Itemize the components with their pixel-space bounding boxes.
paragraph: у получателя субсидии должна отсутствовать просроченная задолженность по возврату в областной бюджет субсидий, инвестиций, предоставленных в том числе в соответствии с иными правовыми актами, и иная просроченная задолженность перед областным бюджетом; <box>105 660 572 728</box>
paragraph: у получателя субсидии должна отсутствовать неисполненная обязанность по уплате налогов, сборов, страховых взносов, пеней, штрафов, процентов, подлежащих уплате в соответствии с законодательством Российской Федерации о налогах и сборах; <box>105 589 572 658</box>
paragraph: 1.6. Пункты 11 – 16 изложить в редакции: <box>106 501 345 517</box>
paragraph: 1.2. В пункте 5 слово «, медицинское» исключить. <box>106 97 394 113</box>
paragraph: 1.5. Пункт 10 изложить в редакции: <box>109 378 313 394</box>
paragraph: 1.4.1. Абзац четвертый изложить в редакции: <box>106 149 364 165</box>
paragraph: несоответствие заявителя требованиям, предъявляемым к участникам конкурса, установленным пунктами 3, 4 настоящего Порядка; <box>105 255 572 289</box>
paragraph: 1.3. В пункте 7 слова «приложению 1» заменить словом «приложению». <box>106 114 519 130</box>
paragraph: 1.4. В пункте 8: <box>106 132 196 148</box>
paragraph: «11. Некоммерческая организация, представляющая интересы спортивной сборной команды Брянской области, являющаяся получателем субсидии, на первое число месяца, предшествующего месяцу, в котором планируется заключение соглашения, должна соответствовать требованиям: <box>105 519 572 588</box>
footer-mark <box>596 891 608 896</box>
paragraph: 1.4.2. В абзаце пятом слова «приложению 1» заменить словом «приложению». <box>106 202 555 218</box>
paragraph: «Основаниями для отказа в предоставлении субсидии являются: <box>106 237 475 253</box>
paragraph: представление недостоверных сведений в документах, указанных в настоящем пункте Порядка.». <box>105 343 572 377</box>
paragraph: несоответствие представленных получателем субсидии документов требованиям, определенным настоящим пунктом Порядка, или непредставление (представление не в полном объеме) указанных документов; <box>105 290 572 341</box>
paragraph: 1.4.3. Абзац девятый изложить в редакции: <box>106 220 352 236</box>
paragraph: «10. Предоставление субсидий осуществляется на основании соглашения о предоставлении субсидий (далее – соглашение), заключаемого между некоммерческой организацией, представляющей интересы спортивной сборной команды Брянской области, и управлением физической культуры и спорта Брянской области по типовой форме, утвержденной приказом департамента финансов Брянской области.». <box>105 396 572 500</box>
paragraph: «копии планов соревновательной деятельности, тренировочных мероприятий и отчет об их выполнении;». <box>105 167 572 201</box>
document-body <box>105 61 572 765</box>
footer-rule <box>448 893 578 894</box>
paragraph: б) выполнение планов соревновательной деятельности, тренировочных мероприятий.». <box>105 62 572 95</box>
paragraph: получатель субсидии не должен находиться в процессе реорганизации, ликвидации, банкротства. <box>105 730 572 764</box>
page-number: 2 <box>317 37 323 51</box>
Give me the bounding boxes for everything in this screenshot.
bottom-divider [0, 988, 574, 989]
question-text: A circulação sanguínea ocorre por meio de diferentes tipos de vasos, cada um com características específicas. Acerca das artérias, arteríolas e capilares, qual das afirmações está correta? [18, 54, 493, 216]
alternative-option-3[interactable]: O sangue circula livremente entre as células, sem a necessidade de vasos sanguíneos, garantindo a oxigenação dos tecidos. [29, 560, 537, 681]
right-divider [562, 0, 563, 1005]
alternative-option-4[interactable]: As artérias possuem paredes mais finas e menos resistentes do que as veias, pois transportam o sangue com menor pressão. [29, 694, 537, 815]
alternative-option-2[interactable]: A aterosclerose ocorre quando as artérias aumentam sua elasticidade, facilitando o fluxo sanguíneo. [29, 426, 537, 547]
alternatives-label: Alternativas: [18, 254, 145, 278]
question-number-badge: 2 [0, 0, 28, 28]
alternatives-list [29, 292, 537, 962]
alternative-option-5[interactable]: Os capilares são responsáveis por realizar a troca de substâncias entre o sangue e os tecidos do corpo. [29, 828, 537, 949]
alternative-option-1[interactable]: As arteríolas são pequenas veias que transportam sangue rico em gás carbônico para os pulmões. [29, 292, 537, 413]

Aim -> Copy every line of the data above verbatim, keeping each character and box value unchanged.

Response ->
Itemize the components with their pixel-space bounding boxes.
paragraph: у получателя субсидии должна отсутствовать просроченная задолженность по возврату в областной бюджет субсидий, инвестиций, предоставленных в том числе в соответствии с иными правовыми актами, и иная просроченная задолженность перед областным бюджетом; <box>105 660 572 728</box>
paragraph: у получателя субсидии должна отсутствовать неисполненная обязанность по уплате налогов, сборов, страховых взносов, пеней, штрафов, процентов, подлежащих уплате в соответствии с законодательством Российской Федерации о налогах и сборах; <box>105 589 572 658</box>
paragraph: 1.6. Пункты 11 – 16 изложить в редакции: <box>106 501 345 517</box>
paragraph: 1.2. В пункте 5 слово «, медицинское» исключить. <box>106 97 394 113</box>
paragraph: 1.5. Пункт 10 изложить в редакции: <box>109 378 313 394</box>
paragraph: 1.4.1. Абзац четвертый изложить в редакции: <box>106 149 364 165</box>
paragraph: несоответствие заявителя требованиям, предъявляемым к участникам конкурса, установленным пунктами 3, 4 настоящего Порядка; <box>105 255 572 289</box>
paragraph: 1.3. В пункте 7 слова «приложению 1» заменить словом «приложению». <box>106 114 519 130</box>
paragraph: 1.4. В пункте 8: <box>106 132 196 148</box>
paragraph: «11. Некоммерческая организация, представляющая интересы спортивной сборной команды Брянской области, являющаяся получателем субсидии, на первое число месяца, предшествующего месяцу, в котором планируется заключение соглашения, должна соответствовать требованиям: <box>105 519 572 588</box>
footer-mark <box>596 891 608 896</box>
paragraph: 1.4.2. В абзаце пятом слова «приложению 1» заменить словом «приложению». <box>106 202 555 218</box>
paragraph: «Основаниями для отказа в предоставлении субсидии являются: <box>106 237 475 253</box>
paragraph: представление недостоверных сведений в документах, указанных в настоящем пункте Порядка.». <box>105 343 572 377</box>
paragraph: несоответствие представленных получателем субсидии документов требованиям, определенным настоящим пунктом Порядка, или непредставление (представление не в полном объеме) указанных документов; <box>105 290 572 341</box>
paragraph: 1.4.3. Абзац девятый изложить в редакции: <box>106 220 352 236</box>
paragraph: «10. Предоставление субсидий осуществляется на основании соглашения о предоставлении субсидий (далее – соглашение), заключаемого между некоммерческой организацией, представляющей интересы спортивной сборной команды Брянской области, и управлением физической культуры и спорта Брянской области по типовой форме, утвержденной приказом департамента финансов Брянской области.». <box>105 396 572 500</box>
paragraph: «копии планов соревновательной деятельности, тренировочных мероприятий и отчет об их выполнении;». <box>105 167 572 201</box>
document-body <box>105 61 572 765</box>
footer-rule <box>448 893 578 894</box>
paragraph: б) выполнение планов соревновательной деятельности, тренировочных мероприятий.». <box>105 62 572 95</box>
paragraph: получатель субсидии не должен находиться в процессе реорганизации, ликвидации, банкротства. <box>105 730 572 764</box>
page-number: 2 <box>317 37 323 51</box>
Give me the bounding boxes for everything in this screenshot.
bottom-divider [0, 988, 574, 989]
question-text: A circulação sanguínea ocorre por meio de diferentes tipos de vasos, cada um com características específicas. Acerca das artérias, arteríolas e capilares, qual das afirmações está correta? [18, 54, 493, 216]
alternative-option-3[interactable]: O sangue circula livremente entre as células, sem a necessidade de vasos sanguíneos, garantindo a oxigenação dos tecidos. [29, 560, 537, 681]
right-divider [562, 0, 563, 1005]
alternative-option-4[interactable]: As artérias possuem paredes mais finas e menos resistentes do que as veias, pois transportam o sangue com menor pressão. [29, 694, 537, 815]
alternative-option-2[interactable]: A aterosclerose ocorre quando as artérias aumentam sua elasticidade, facilitando o fluxo sanguíneo. [29, 426, 537, 547]
alternatives-label: Alternativas: [18, 254, 145, 278]
question-number-badge: 2 [0, 0, 28, 28]
alternatives-list [29, 292, 537, 962]
alternative-option-5[interactable]: Os capilares são responsáveis por realizar a troca de substâncias entre o sangue e os tecidos do corpo. [29, 828, 537, 949]
alternative-option-1[interactable]: As arteríolas são pequenas veias que transportam sangue rico em gás carbônico para os pulmões. [29, 292, 537, 413]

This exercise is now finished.